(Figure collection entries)
***

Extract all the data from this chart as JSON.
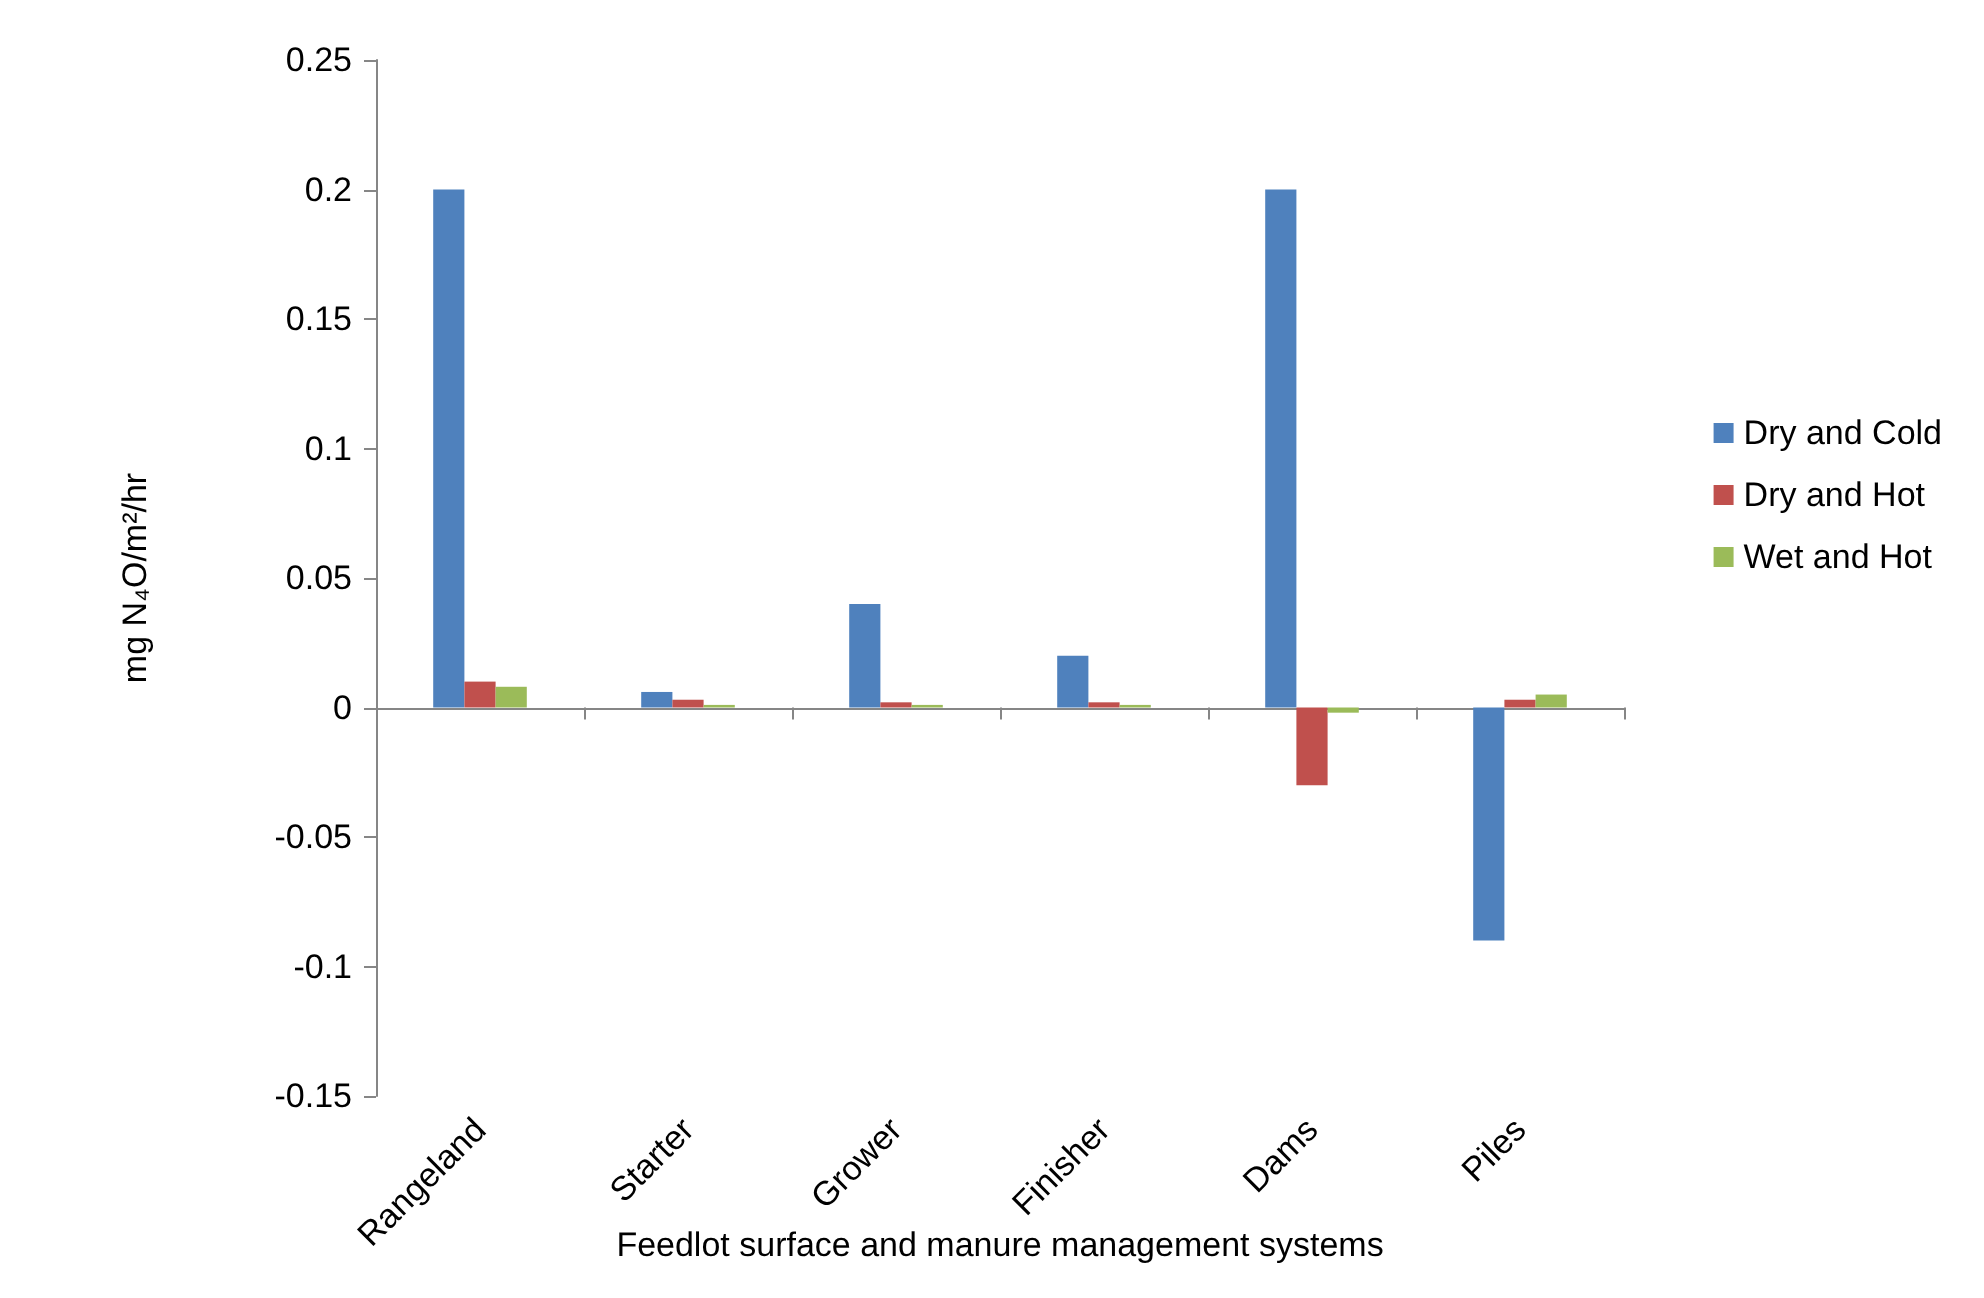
{
  "chart_data": {
    "type": "bar",
    "xlabel": "Feedlot surface and manure management systems",
    "ylabel": "mg N₄O/m²/hr",
    "categories": [
      "Rangeland",
      "Starter",
      "Grower",
      "Finisher",
      "Dams",
      "Piles"
    ],
    "series": [
      {
        "name": "Dry and Cold",
        "color": "#4f81bd",
        "values": [
          0.2,
          0.006,
          0.04,
          0.02,
          0.2,
          -0.09
        ]
      },
      {
        "name": "Dry and Hot",
        "color": "#c0504d",
        "values": [
          0.01,
          0.003,
          0.002,
          0.002,
          -0.03,
          0.003
        ]
      },
      {
        "name": "Wet and Hot",
        "color": "#9bbb59",
        "values": [
          0.008,
          0.001,
          0.001,
          0.001,
          -0.002,
          0.005
        ]
      }
    ],
    "ylim": [
      -0.15,
      0.25
    ],
    "yticks": [
      -0.15,
      -0.1,
      -0.05,
      0,
      0.05,
      0.1,
      0.15,
      0.2,
      0.25
    ],
    "legend": "right"
  }
}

***

What needs to be done = Check each line of the records for the word "name", and show the lines that contain it.

Task answer =
        "name": "Dry and Cold",
        "name": "Dry and Hot",
        "name": "Wet and Hot",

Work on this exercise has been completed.